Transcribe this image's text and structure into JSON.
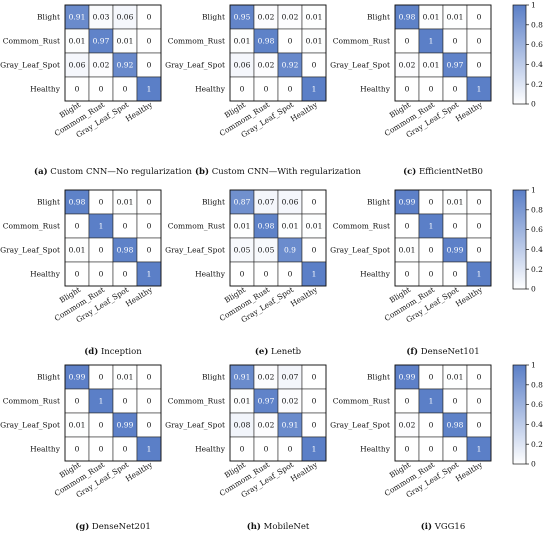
{
  "figure": {
    "colormap": {
      "low": "#ffffff",
      "high": "#5b7fc7"
    },
    "axis_labels": [
      "Blight",
      "Commom_Rust",
      "Gray_Leaf_Spot",
      "Healthy"
    ],
    "colorbar": {
      "ticks": [
        "0",
        "0.2",
        "0.4",
        "0.6",
        "0.8",
        "1"
      ]
    }
  },
  "chart_data": [
    {
      "type": "heatmap",
      "caption_letter": "(a)",
      "caption_text": " Custom CNN—No regularization",
      "rows": [
        "Blight",
        "Commom_Rust",
        "Gray_Leaf_Spot",
        "Healthy"
      ],
      "cols": [
        "Blight",
        "Commom_Rust",
        "Gray_Leaf_Spot",
        "Healthy"
      ],
      "values": [
        [
          0.91,
          0.03,
          0.06,
          0
        ],
        [
          0.01,
          0.97,
          0.01,
          0
        ],
        [
          0.06,
          0.02,
          0.92,
          0
        ],
        [
          0,
          0,
          0,
          1
        ]
      ],
      "zlim": [
        0,
        1
      ]
    },
    {
      "type": "heatmap",
      "caption_letter": "(b)",
      "caption_text": " Custom CNN—With regularization",
      "rows": [
        "Blight",
        "Commom_Rust",
        "Gray_Leaf_Spot",
        "Healthy"
      ],
      "cols": [
        "Blight",
        "Commom_Rust",
        "Gray_Leaf_Spot",
        "Healthy"
      ],
      "values": [
        [
          0.95,
          0.02,
          0.02,
          0.01
        ],
        [
          0.01,
          0.98,
          0,
          0.01
        ],
        [
          0.06,
          0.02,
          0.92,
          0
        ],
        [
          0,
          0,
          0,
          1
        ]
      ],
      "zlim": [
        0,
        1
      ]
    },
    {
      "type": "heatmap",
      "caption_letter": "(c)",
      "caption_text": " EfficientNetB0",
      "rows": [
        "Blight",
        "Commom_Rust",
        "Gray_Leaf_Spot",
        "Healthy"
      ],
      "cols": [
        "Blight",
        "Commom_Rust",
        "Gray_Leaf_Spot",
        "Healthy"
      ],
      "values": [
        [
          0.98,
          0.01,
          0.01,
          0
        ],
        [
          0,
          1,
          0,
          0
        ],
        [
          0.02,
          0.01,
          0.97,
          0
        ],
        [
          0,
          0,
          0,
          1
        ]
      ],
      "zlim": [
        0,
        1
      ]
    },
    {
      "type": "heatmap",
      "caption_letter": "(d)",
      "caption_text": " Inception",
      "rows": [
        "Blight",
        "Commom_Rust",
        "Gray_Leaf_Spot",
        "Healthy"
      ],
      "cols": [
        "Blight",
        "Commom_Rust",
        "Gray_Leaf_Spot",
        "Healthy"
      ],
      "values": [
        [
          0.98,
          0,
          0.01,
          0
        ],
        [
          0,
          1,
          0,
          0
        ],
        [
          0.01,
          0,
          0.98,
          0
        ],
        [
          0,
          0,
          0,
          1
        ]
      ],
      "zlim": [
        0,
        1
      ]
    },
    {
      "type": "heatmap",
      "caption_letter": "(e)",
      "caption_text": " Lenetb",
      "rows": [
        "Blight",
        "Commom_Rust",
        "Gray_Leaf_Spot",
        "Healthy"
      ],
      "cols": [
        "Blight",
        "Commom_Rust",
        "Gray_Leaf_Spot",
        "Healthy"
      ],
      "values": [
        [
          0.87,
          0.07,
          0.06,
          0
        ],
        [
          0.01,
          0.98,
          0.01,
          0.01
        ],
        [
          0.05,
          0.05,
          0.9,
          0
        ],
        [
          0,
          0,
          0,
          1
        ]
      ],
      "zlim": [
        0,
        1
      ]
    },
    {
      "type": "heatmap",
      "caption_letter": "(f)",
      "caption_text": " DenseNet101",
      "rows": [
        "Blight",
        "Commom_Rust",
        "Gray_Leaf_Spot",
        "Healthy"
      ],
      "cols": [
        "Blight",
        "Commom_Rust",
        "Gray_Leaf_Spot",
        "Healthy"
      ],
      "values": [
        [
          0.99,
          0,
          0.01,
          0
        ],
        [
          0,
          1,
          0,
          0
        ],
        [
          0.01,
          0,
          0.99,
          0
        ],
        [
          0,
          0,
          0,
          1
        ]
      ],
      "zlim": [
        0,
        1
      ]
    },
    {
      "type": "heatmap",
      "caption_letter": "(g)",
      "caption_text": " DenseNet201",
      "rows": [
        "Blight",
        "Commom_Rust",
        "Gray_Leaf_Spot",
        "Healthy"
      ],
      "cols": [
        "Blight",
        "Commom_Rust",
        "Gray_Leaf_Spot",
        "Healthy"
      ],
      "values": [
        [
          0.99,
          0,
          0.01,
          0
        ],
        [
          0,
          1,
          0,
          0
        ],
        [
          0.01,
          0,
          0.99,
          0
        ],
        [
          0,
          0,
          0,
          1
        ]
      ],
      "zlim": [
        0,
        1
      ]
    },
    {
      "type": "heatmap",
      "caption_letter": "(h)",
      "caption_text": " MobileNet",
      "rows": [
        "Blight",
        "Commom_Rust",
        "Gray_Leaf_Spot",
        "Healthy"
      ],
      "cols": [
        "Blight",
        "Commom_Rust",
        "Gray_Leaf_Spot",
        "Healthy"
      ],
      "values": [
        [
          0.91,
          0.02,
          0.07,
          0
        ],
        [
          0.01,
          0.97,
          0.02,
          0
        ],
        [
          0.08,
          0.02,
          0.91,
          0
        ],
        [
          0,
          0,
          0,
          1
        ]
      ],
      "zlim": [
        0,
        1
      ]
    },
    {
      "type": "heatmap",
      "caption_letter": "(i)",
      "caption_text": " VGG16",
      "rows": [
        "Blight",
        "Commom_Rust",
        "Gray_Leaf_Spot",
        "Healthy"
      ],
      "cols": [
        "Blight",
        "Commom_Rust",
        "Gray_Leaf_Spot",
        "Healthy"
      ],
      "values": [
        [
          0.99,
          0,
          0.01,
          0
        ],
        [
          0,
          1,
          0,
          0
        ],
        [
          0.02,
          0,
          0.98,
          0
        ],
        [
          0,
          0,
          0,
          1
        ]
      ],
      "zlim": [
        0,
        1
      ]
    }
  ]
}
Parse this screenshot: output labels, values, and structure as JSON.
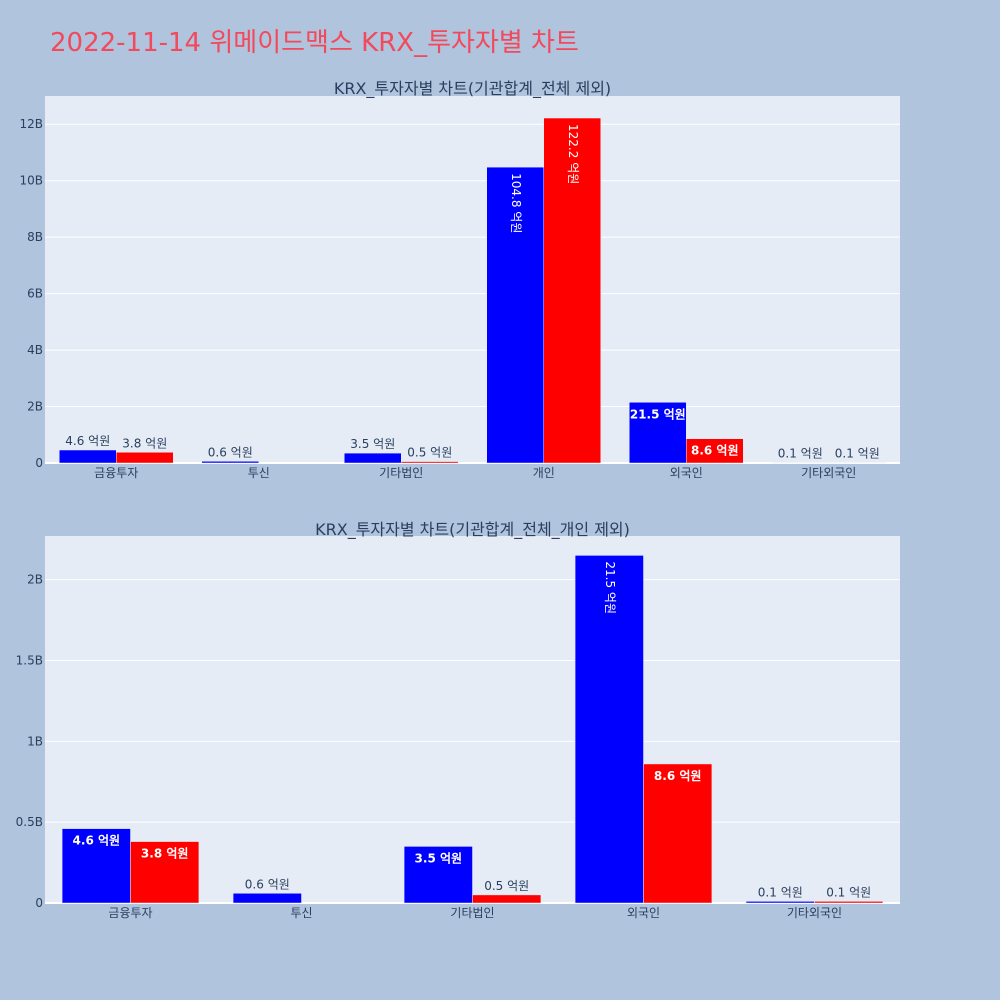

Instructions for the task ->
Each record above should be copied character for character, with pictures dropped.

Answer below ->
Transcribe this image's text and structure into JSON.
{
  "figure": {
    "colormap": {
      "low": "#ffffff",
      "high": "#5b7fc7"
    },
    "axis_labels": [
      "Blight",
      "Commom_Rust",
      "Gray_Leaf_Spot",
      "Healthy"
    ],
    "colorbar": {
      "ticks": [
        "0",
        "0.2",
        "0.4",
        "0.6",
        "0.8",
        "1"
      ]
    }
  },
  "chart_data": [
    {
      "type": "heatmap",
      "caption_letter": "(a)",
      "caption_text": " Custom CNN—No regularization",
      "rows": [
        "Blight",
        "Commom_Rust",
        "Gray_Leaf_Spot",
        "Healthy"
      ],
      "cols": [
        "Blight",
        "Commom_Rust",
        "Gray_Leaf_Spot",
        "Healthy"
      ],
      "values": [
        [
          0.91,
          0.03,
          0.06,
          0
        ],
        [
          0.01,
          0.97,
          0.01,
          0
        ],
        [
          0.06,
          0.02,
          0.92,
          0
        ],
        [
          0,
          0,
          0,
          1
        ]
      ],
      "zlim": [
        0,
        1
      ]
    },
    {
      "type": "heatmap",
      "caption_letter": "(b)",
      "caption_text": " Custom CNN—With regularization",
      "rows": [
        "Blight",
        "Commom_Rust",
        "Gray_Leaf_Spot",
        "Healthy"
      ],
      "cols": [
        "Blight",
        "Commom_Rust",
        "Gray_Leaf_Spot",
        "Healthy"
      ],
      "values": [
        [
          0.95,
          0.02,
          0.02,
          0.01
        ],
        [
          0.01,
          0.98,
          0,
          0.01
        ],
        [
          0.06,
          0.02,
          0.92,
          0
        ],
        [
          0,
          0,
          0,
          1
        ]
      ],
      "zlim": [
        0,
        1
      ]
    },
    {
      "type": "heatmap",
      "caption_letter": "(c)",
      "caption_text": " EfficientNetB0",
      "rows": [
        "Blight",
        "Commom_Rust",
        "Gray_Leaf_Spot",
        "Healthy"
      ],
      "cols": [
        "Blight",
        "Commom_Rust",
        "Gray_Leaf_Spot",
        "Healthy"
      ],
      "values": [
        [
          0.98,
          0.01,
          0.01,
          0
        ],
        [
          0,
          1,
          0,
          0
        ],
        [
          0.02,
          0.01,
          0.97,
          0
        ],
        [
          0,
          0,
          0,
          1
        ]
      ],
      "zlim": [
        0,
        1
      ]
    },
    {
      "type": "heatmap",
      "caption_letter": "(d)",
      "caption_text": " Inception",
      "rows": [
        "Blight",
        "Commom_Rust",
        "Gray_Leaf_Spot",
        "Healthy"
      ],
      "cols": [
        "Blight",
        "Commom_Rust",
        "Gray_Leaf_Spot",
        "Healthy"
      ],
      "values": [
        [
          0.98,
          0,
          0.01,
          0
        ],
        [
          0,
          1,
          0,
          0
        ],
        [
          0.01,
          0,
          0.98,
          0
        ],
        [
          0,
          0,
          0,
          1
        ]
      ],
      "zlim": [
        0,
        1
      ]
    },
    {
      "type": "heatmap",
      "caption_letter": "(e)",
      "caption_text": " Lenetb",
      "rows": [
        "Blight",
        "Commom_Rust",
        "Gray_Leaf_Spot",
        "Healthy"
      ],
      "cols": [
        "Blight",
        "Commom_Rust",
        "Gray_Leaf_Spot",
        "Healthy"
      ],
      "values": [
        [
          0.87,
          0.07,
          0.06,
          0
        ],
        [
          0.01,
          0.98,
          0.01,
          0.01
        ],
        [
          0.05,
          0.05,
          0.9,
          0
        ],
        [
          0,
          0,
          0,
          1
        ]
      ],
      "zlim": [
        0,
        1
      ]
    },
    {
      "type": "heatmap",
      "caption_letter": "(f)",
      "caption_text": " DenseNet101",
      "rows": [
        "Blight",
        "Commom_Rust",
        "Gray_Leaf_Spot",
        "Healthy"
      ],
      "cols": [
        "Blight",
        "Commom_Rust",
        "Gray_Leaf_Spot",
        "Healthy"
      ],
      "values": [
        [
          0.99,
          0,
          0.01,
          0
        ],
        [
          0,
          1,
          0,
          0
        ],
        [
          0.01,
          0,
          0.99,
          0
        ],
        [
          0,
          0,
          0,
          1
        ]
      ],
      "zlim": [
        0,
        1
      ]
    },
    {
      "type": "heatmap",
      "caption_letter": "(g)",
      "caption_text": " DenseNet201",
      "rows": [
        "Blight",
        "Commom_Rust",
        "Gray_Leaf_Spot",
        "Healthy"
      ],
      "cols": [
        "Blight",
        "Commom_Rust",
        "Gray_Leaf_Spot",
        "Healthy"
      ],
      "values": [
        [
          0.99,
          0,
          0.01,
          0
        ],
        [
          0,
          1,
          0,
          0
        ],
        [
          0.01,
          0,
          0.99,
          0
        ],
        [
          0,
          0,
          0,
          1
        ]
      ],
      "zlim": [
        0,
        1
      ]
    },
    {
      "type": "heatmap",
      "caption_letter": "(h)",
      "caption_text": " MobileNet",
      "rows": [
        "Blight",
        "Commom_Rust",
        "Gray_Leaf_Spot",
        "Healthy"
      ],
      "cols": [
        "Blight",
        "Commom_Rust",
        "Gray_Leaf_Spot",
        "Healthy"
      ],
      "values": [
        [
          0.91,
          0.02,
          0.07,
          0
        ],
        [
          0.01,
          0.97,
          0.02,
          0
        ],
        [
          0.08,
          0.02,
          0.91,
          0
        ],
        [
          0,
          0,
          0,
          1
        ]
      ],
      "zlim": [
        0,
        1
      ]
    },
    {
      "type": "heatmap",
      "caption_letter": "(i)",
      "caption_text": " VGG16",
      "rows": [
        "Blight",
        "Commom_Rust",
        "Gray_Leaf_Spot",
        "Healthy"
      ],
      "cols": [
        "Blight",
        "Commom_Rust",
        "Gray_Leaf_Spot",
        "Healthy"
      ],
      "values": [
        [
          0.99,
          0,
          0.01,
          0
        ],
        [
          0,
          1,
          0,
          0
        ],
        [
          0.02,
          0,
          0.98,
          0
        ],
        [
          0,
          0,
          0,
          1
        ]
      ],
      "zlim": [
        0,
        1
      ]
    }
  ]
}
Parse this screenshot: output labels, values, and structure as JSON.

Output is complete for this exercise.